→ **CHALLENGE**:
Write down every entry below once more, exactly.
- - -
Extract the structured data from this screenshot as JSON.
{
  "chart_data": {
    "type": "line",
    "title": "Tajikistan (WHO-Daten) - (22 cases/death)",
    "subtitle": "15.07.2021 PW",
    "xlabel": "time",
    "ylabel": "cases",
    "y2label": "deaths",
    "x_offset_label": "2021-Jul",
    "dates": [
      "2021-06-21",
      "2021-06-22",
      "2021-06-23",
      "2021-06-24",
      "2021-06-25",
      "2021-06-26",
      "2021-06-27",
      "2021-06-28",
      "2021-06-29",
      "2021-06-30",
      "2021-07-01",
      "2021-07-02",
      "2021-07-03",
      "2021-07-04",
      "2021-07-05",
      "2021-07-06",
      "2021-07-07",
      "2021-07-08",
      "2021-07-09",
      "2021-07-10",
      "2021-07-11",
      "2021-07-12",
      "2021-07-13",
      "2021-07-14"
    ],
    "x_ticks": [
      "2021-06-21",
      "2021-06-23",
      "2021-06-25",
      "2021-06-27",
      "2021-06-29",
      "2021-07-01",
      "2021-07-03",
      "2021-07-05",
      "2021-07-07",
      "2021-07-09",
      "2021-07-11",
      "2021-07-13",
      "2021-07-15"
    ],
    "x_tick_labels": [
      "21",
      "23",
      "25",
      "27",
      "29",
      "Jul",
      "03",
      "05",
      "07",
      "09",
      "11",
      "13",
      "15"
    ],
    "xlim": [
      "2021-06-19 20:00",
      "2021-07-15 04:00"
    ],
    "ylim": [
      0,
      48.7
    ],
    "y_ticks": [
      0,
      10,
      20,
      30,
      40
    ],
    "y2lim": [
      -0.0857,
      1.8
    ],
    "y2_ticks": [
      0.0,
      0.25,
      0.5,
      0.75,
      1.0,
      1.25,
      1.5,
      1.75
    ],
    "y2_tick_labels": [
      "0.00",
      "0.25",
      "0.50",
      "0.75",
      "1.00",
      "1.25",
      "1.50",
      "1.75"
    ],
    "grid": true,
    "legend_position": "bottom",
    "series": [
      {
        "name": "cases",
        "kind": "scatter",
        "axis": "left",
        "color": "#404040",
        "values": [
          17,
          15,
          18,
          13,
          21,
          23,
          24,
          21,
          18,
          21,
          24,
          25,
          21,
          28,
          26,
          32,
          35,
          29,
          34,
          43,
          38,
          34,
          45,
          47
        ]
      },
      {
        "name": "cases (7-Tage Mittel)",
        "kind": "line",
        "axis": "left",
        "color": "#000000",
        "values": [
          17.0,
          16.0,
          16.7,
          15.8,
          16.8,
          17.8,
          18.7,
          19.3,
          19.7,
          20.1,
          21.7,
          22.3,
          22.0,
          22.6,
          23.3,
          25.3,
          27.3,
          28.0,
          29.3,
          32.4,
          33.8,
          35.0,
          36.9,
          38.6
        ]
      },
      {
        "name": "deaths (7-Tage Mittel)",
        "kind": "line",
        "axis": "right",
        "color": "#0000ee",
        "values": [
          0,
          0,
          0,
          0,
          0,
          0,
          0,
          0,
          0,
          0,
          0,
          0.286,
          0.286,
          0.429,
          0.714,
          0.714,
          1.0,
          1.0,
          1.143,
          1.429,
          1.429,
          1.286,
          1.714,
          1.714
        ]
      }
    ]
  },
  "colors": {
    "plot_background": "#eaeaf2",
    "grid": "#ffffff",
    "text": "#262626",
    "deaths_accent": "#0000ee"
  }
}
- - -
→ **ANSWER TO THE PROBLEM**:
Extract the structured data from this screenshot as JSON.
{
  "chart_data": {
    "type": "line",
    "title": "Tajikistan (WHO-Daten) - (22 cases/death)",
    "subtitle": "15.07.2021 PW",
    "xlabel": "time",
    "ylabel": "cases",
    "y2label": "deaths",
    "x_offset_label": "2021-Jul",
    "dates": [
      "2021-06-21",
      "2021-06-22",
      "2021-06-23",
      "2021-06-24",
      "2021-06-25",
      "2021-06-26",
      "2021-06-27",
      "2021-06-28",
      "2021-06-29",
      "2021-06-30",
      "2021-07-01",
      "2021-07-02",
      "2021-07-03",
      "2021-07-04",
      "2021-07-05",
      "2021-07-06",
      "2021-07-07",
      "2021-07-08",
      "2021-07-09",
      "2021-07-10",
      "2021-07-11",
      "2021-07-12",
      "2021-07-13",
      "2021-07-14"
    ],
    "x_ticks": [
      "2021-06-21",
      "2021-06-23",
      "2021-06-25",
      "2021-06-27",
      "2021-06-29",
      "2021-07-01",
      "2021-07-03",
      "2021-07-05",
      "2021-07-07",
      "2021-07-09",
      "2021-07-11",
      "2021-07-13",
      "2021-07-15"
    ],
    "x_tick_labels": [
      "21",
      "23",
      "25",
      "27",
      "29",
      "Jul",
      "03",
      "05",
      "07",
      "09",
      "11",
      "13",
      "15"
    ],
    "xlim": [
      "2021-06-19 20:00",
      "2021-07-15 04:00"
    ],
    "ylim": [
      0,
      48.7
    ],
    "y_ticks": [
      0,
      10,
      20,
      30,
      40
    ],
    "y2lim": [
      -0.0857,
      1.8
    ],
    "y2_ticks": [
      0.0,
      0.25,
      0.5,
      0.75,
      1.0,
      1.25,
      1.5,
      1.75
    ],
    "y2_tick_labels": [
      "0.00",
      "0.25",
      "0.50",
      "0.75",
      "1.00",
      "1.25",
      "1.50",
      "1.75"
    ],
    "grid": true,
    "legend_position": "bottom",
    "series": [
      {
        "name": "cases",
        "kind": "scatter",
        "axis": "left",
        "color": "#404040",
        "values": [
          17,
          15,
          18,
          13,
          21,
          23,
          24,
          21,
          18,
          21,
          24,
          25,
          21,
          28,
          26,
          32,
          35,
          29,
          34,
          43,
          38,
          34,
          45,
          47
        ]
      },
      {
        "name": "cases (7-Tage Mittel)",
        "kind": "line",
        "axis": "left",
        "color": "#000000",
        "values": [
          17.0,
          16.0,
          16.7,
          15.8,
          16.8,
          17.8,
          18.7,
          19.3,
          19.7,
          20.1,
          21.7,
          22.3,
          22.0,
          22.6,
          23.3,
          25.3,
          27.3,
          28.0,
          29.3,
          32.4,
          33.8,
          35.0,
          36.9,
          38.6
        ]
      },
      {
        "name": "deaths (7-Tage Mittel)",
        "kind": "line",
        "axis": "right",
        "color": "#0000ee",
        "values": [
          0,
          0,
          0,
          0,
          0,
          0,
          0,
          0,
          0,
          0,
          0,
          0.286,
          0.286,
          0.429,
          0.714,
          0.714,
          1.0,
          1.0,
          1.143,
          1.429,
          1.429,
          1.286,
          1.714,
          1.714
        ]
      }
    ]
  },
  "colors": {
    "plot_background": "#eaeaf2",
    "grid": "#ffffff",
    "text": "#262626",
    "deaths_accent": "#0000ee"
  }
}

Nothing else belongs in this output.